Look through the data and write out every line with the word "Копнину" in it.
+===+
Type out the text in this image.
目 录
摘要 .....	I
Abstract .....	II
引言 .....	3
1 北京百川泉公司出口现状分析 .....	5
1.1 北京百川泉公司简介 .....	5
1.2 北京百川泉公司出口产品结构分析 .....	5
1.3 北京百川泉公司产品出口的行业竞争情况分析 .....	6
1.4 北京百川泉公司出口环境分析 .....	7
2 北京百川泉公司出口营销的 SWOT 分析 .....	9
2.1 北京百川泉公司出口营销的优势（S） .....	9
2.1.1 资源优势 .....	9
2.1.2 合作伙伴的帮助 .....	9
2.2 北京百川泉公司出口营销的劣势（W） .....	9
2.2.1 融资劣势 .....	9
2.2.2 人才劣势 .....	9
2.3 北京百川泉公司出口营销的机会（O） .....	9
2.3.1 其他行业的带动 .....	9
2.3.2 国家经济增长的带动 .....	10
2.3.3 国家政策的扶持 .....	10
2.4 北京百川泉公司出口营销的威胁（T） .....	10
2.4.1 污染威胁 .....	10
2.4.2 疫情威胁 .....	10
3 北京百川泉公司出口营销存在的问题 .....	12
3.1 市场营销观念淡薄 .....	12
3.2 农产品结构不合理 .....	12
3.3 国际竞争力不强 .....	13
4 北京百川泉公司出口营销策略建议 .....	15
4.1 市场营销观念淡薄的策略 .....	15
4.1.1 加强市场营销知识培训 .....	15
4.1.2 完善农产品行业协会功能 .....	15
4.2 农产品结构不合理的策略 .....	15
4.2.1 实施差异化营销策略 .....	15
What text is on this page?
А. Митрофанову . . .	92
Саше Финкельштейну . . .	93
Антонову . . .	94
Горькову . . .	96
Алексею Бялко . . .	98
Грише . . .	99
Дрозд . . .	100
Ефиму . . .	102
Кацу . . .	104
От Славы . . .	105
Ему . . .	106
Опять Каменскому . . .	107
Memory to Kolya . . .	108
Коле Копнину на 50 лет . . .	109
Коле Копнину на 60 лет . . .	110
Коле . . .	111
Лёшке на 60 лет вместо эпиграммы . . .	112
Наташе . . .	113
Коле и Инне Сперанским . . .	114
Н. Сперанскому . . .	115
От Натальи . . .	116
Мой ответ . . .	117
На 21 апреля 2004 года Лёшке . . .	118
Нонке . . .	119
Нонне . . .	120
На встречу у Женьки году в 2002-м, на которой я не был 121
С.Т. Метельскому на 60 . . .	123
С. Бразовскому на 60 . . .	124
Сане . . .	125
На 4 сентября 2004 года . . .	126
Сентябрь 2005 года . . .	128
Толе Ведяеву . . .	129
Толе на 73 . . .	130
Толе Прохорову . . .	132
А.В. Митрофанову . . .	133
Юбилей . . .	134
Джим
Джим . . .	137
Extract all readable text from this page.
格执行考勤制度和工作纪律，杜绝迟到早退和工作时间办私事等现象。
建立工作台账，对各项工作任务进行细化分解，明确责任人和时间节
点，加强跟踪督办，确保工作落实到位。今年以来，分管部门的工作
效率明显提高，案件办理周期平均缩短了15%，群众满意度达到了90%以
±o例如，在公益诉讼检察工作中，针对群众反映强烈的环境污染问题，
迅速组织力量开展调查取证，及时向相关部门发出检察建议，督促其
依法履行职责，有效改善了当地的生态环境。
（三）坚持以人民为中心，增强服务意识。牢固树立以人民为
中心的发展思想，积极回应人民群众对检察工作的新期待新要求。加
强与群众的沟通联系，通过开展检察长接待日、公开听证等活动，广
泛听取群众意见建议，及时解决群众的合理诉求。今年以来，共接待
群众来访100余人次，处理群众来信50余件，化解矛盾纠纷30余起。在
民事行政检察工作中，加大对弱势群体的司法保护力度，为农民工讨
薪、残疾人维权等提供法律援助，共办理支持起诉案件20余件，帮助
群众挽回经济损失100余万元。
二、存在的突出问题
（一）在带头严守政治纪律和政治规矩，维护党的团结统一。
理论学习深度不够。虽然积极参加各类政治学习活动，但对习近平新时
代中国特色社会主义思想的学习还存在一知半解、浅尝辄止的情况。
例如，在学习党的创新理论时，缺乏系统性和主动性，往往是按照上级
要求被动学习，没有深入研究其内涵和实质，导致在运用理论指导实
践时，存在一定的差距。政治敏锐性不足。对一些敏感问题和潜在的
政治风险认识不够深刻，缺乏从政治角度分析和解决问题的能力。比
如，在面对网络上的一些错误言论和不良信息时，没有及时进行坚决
+===+
Complete response:
Коле Копнину на 50 лет . . .	109
Коле Копнину на 60 лет . . .	110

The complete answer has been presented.